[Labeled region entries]

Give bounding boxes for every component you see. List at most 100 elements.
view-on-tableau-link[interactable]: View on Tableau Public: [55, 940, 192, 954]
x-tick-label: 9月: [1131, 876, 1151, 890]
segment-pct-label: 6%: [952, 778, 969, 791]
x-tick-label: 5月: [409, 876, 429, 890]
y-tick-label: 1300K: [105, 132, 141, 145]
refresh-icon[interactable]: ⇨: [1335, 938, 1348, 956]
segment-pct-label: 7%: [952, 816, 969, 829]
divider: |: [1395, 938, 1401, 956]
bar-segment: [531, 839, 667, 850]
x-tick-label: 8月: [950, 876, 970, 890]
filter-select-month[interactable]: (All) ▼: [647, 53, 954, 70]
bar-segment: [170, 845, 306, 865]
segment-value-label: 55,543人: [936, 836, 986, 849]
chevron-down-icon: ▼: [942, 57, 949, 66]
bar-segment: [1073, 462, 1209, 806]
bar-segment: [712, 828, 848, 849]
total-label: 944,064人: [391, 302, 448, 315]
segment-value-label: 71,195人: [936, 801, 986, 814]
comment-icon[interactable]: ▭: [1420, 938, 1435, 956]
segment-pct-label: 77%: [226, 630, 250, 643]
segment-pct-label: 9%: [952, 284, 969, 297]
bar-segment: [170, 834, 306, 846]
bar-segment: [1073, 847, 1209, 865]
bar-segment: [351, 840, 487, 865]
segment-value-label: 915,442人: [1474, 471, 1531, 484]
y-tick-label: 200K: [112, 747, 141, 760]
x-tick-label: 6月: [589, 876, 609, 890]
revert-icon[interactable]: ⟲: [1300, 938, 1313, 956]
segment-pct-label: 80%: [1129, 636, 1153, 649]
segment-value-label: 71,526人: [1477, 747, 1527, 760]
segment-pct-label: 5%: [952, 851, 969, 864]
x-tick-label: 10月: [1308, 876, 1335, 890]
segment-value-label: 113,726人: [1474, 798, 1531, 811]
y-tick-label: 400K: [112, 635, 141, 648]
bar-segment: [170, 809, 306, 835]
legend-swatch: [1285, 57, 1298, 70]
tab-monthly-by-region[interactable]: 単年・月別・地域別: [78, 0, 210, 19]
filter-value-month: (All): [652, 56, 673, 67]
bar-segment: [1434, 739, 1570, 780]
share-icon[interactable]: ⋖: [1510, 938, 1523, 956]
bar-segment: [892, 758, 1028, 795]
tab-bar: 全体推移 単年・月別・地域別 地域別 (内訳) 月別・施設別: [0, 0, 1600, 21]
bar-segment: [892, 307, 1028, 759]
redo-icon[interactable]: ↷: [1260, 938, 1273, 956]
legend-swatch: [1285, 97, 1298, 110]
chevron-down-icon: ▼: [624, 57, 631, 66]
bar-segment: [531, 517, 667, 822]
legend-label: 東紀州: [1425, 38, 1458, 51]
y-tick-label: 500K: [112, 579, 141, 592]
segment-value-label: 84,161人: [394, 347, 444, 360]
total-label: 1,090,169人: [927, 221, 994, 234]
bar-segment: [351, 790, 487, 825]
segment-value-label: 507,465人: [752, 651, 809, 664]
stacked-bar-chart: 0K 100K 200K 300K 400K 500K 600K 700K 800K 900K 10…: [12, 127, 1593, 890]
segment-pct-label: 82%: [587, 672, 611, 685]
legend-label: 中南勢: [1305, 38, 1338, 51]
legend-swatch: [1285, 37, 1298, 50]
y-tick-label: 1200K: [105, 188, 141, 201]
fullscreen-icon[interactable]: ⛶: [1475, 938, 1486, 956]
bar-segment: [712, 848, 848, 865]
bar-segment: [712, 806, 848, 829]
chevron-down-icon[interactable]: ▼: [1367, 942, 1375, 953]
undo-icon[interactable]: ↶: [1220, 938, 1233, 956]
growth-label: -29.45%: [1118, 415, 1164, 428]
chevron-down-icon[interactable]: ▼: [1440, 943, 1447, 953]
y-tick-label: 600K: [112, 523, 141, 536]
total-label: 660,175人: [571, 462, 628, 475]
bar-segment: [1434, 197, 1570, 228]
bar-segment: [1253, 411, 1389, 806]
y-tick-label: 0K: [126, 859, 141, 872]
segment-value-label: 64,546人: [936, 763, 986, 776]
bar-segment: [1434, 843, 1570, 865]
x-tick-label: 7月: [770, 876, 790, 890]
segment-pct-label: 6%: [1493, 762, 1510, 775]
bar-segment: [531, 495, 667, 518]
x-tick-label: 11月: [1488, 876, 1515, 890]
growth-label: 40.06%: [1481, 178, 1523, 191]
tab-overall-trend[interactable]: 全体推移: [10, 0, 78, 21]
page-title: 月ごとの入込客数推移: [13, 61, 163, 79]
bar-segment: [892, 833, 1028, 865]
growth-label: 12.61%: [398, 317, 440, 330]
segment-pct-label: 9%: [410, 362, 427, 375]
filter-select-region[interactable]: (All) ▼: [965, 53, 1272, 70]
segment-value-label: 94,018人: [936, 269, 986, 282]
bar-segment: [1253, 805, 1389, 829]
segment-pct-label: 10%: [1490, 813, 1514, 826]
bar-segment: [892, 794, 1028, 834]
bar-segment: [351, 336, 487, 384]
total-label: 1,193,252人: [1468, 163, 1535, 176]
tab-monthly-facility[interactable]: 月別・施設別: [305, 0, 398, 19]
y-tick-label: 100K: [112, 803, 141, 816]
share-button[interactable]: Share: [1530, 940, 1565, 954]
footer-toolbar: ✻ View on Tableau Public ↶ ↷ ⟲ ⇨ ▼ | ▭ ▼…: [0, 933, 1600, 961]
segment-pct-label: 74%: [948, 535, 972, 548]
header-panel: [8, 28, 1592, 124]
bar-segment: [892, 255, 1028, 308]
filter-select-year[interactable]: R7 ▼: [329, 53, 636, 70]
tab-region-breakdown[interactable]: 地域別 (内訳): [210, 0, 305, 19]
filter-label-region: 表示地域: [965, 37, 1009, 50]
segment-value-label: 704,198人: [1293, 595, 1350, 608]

[Task description] Which lines of the listing contain the string "total"? Show each of those lines in full, counting a match only when the case is the same.

[Solution to the exercise]
total-label: 944,064人: [391, 302, 448, 315]
total-label: 1,090,169人: [927, 221, 994, 234]
total-label: 660,175人: [571, 462, 628, 475]
total-label: 1,193,252人: [1468, 163, 1535, 176]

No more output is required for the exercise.